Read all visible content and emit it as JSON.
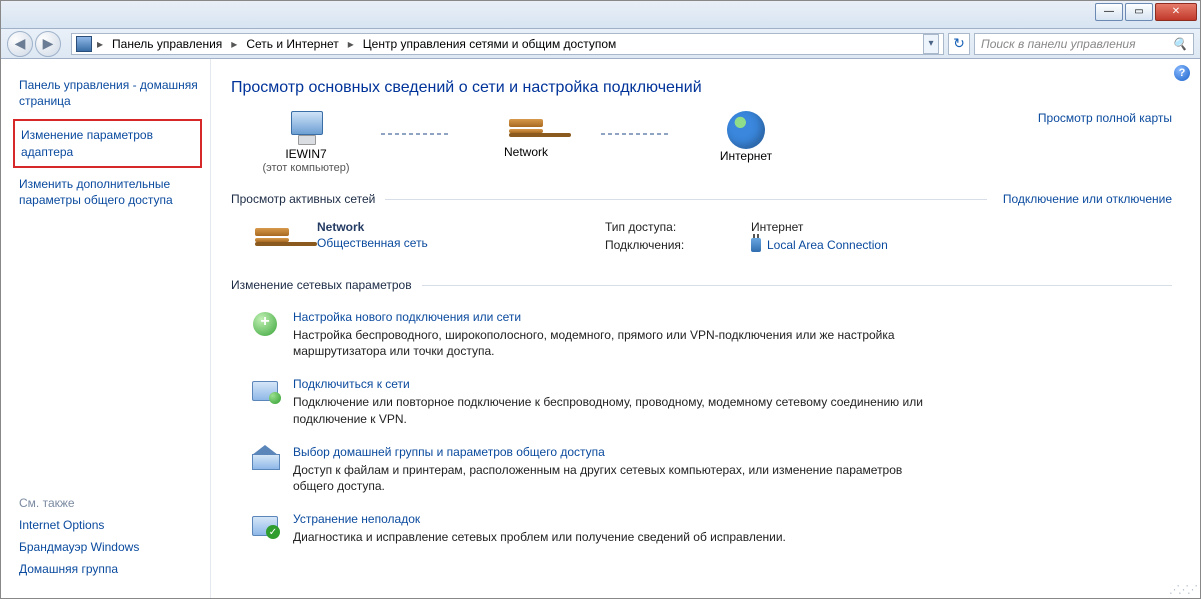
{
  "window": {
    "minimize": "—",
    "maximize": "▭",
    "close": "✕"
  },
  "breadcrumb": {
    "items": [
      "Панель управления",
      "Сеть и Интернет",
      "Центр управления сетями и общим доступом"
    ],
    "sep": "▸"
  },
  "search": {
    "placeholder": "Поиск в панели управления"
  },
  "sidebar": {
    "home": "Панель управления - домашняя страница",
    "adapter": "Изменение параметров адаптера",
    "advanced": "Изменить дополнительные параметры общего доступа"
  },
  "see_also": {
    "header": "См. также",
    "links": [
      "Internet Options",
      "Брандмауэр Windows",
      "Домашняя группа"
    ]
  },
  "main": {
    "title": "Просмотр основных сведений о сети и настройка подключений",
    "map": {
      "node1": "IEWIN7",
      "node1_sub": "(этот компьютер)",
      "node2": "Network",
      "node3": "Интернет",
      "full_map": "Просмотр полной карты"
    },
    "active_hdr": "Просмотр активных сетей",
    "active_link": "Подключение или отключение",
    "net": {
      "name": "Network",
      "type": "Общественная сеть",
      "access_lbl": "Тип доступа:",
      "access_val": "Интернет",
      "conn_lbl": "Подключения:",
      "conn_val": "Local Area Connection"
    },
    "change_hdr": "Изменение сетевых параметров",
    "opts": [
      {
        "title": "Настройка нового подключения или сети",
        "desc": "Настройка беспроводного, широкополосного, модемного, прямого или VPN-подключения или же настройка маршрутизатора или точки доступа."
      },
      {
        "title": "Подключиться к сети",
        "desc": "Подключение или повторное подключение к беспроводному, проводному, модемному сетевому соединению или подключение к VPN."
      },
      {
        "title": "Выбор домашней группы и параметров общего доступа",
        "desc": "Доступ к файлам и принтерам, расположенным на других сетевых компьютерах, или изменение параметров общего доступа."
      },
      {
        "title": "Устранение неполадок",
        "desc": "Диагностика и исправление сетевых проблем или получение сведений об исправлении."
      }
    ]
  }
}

----

# Exercise description
Using the data above, print every line exactly, omitting pictures.

# Task answer
Read all visible content and emit it as JSON.
{
  "window": {
    "minimize": "—",
    "maximize": "▭",
    "close": "✕"
  },
  "breadcrumb": {
    "items": [
      "Панель управления",
      "Сеть и Интернет",
      "Центр управления сетями и общим доступом"
    ],
    "sep": "▸"
  },
  "search": {
    "placeholder": "Поиск в панели управления"
  },
  "sidebar": {
    "home": "Панель управления - домашняя страница",
    "adapter": "Изменение параметров адаптера",
    "advanced": "Изменить дополнительные параметры общего доступа"
  },
  "see_also": {
    "header": "См. также",
    "links": [
      "Internet Options",
      "Брандмауэр Windows",
      "Домашняя группа"
    ]
  },
  "main": {
    "title": "Просмотр основных сведений о сети и настройка подключений",
    "map": {
      "node1": "IEWIN7",
      "node1_sub": "(этот компьютер)",
      "node2": "Network",
      "node3": "Интернет",
      "full_map": "Просмотр полной карты"
    },
    "active_hdr": "Просмотр активных сетей",
    "active_link": "Подключение или отключение",
    "net": {
      "name": "Network",
      "type": "Общественная сеть",
      "access_lbl": "Тип доступа:",
      "access_val": "Интернет",
      "conn_lbl": "Подключения:",
      "conn_val": "Local Area Connection"
    },
    "change_hdr": "Изменение сетевых параметров",
    "opts": [
      {
        "title": "Настройка нового подключения или сети",
        "desc": "Настройка беспроводного, широкополосного, модемного, прямого или VPN-подключения или же настройка маршрутизатора или точки доступа."
      },
      {
        "title": "Подключиться к сети",
        "desc": "Подключение или повторное подключение к беспроводному, проводному, модемному сетевому соединению или подключение к VPN."
      },
      {
        "title": "Выбор домашней группы и параметров общего доступа",
        "desc": "Доступ к файлам и принтерам, расположенным на других сетевых компьютерах, или изменение параметров общего доступа."
      },
      {
        "title": "Устранение неполадок",
        "desc": "Диагностика и исправление сетевых проблем или получение сведений об исправлении."
      }
    ]
  }
}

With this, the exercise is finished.